### TASK INPUT
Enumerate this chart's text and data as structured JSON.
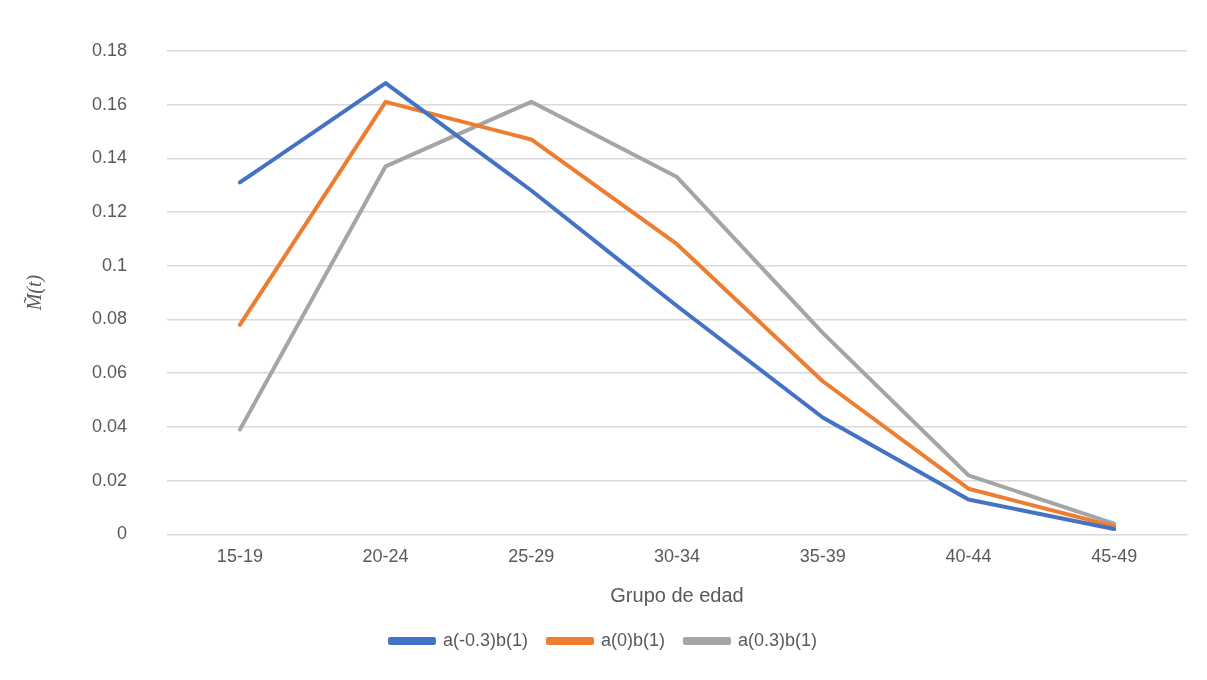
{
  "chart_data": {
    "type": "line",
    "xlabel": "Grupo de edad",
    "ylabel": "M̃(t)",
    "categories": [
      "15-19",
      "20-24",
      "25-29",
      "30-34",
      "35-39",
      "40-44",
      "45-49"
    ],
    "series": [
      {
        "name": "a(-0.3)b(1)",
        "color": "#4472c4",
        "values": [
          0.131,
          0.168,
          0.128,
          0.085,
          0.0435,
          0.013,
          0.002
        ]
      },
      {
        "name": "a(0)b(1)",
        "color": "#ed7d31",
        "values": [
          0.078,
          0.161,
          0.147,
          0.108,
          0.057,
          0.017,
          0.003
        ]
      },
      {
        "name": "a(0.3)b(1)",
        "color": "#a5a5a5",
        "values": [
          0.039,
          0.137,
          0.161,
          0.133,
          0.075,
          0.022,
          0.004
        ]
      }
    ],
    "ylim": [
      0,
      0.18
    ],
    "yticks": [
      0,
      0.02,
      0.04,
      0.06,
      0.08,
      0.1,
      0.12,
      0.14,
      0.16,
      0.18
    ],
    "grid": "y",
    "legend": "bottom",
    "marker": "none",
    "line_style": "solid"
  }
}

### THE REQUEST
Pull out every line of the records above that contains the word "color".

### SOLUTION FOR THIS TASK
        "color": "#4472c4",
        "color": "#ed7d31",
        "color": "#a5a5a5",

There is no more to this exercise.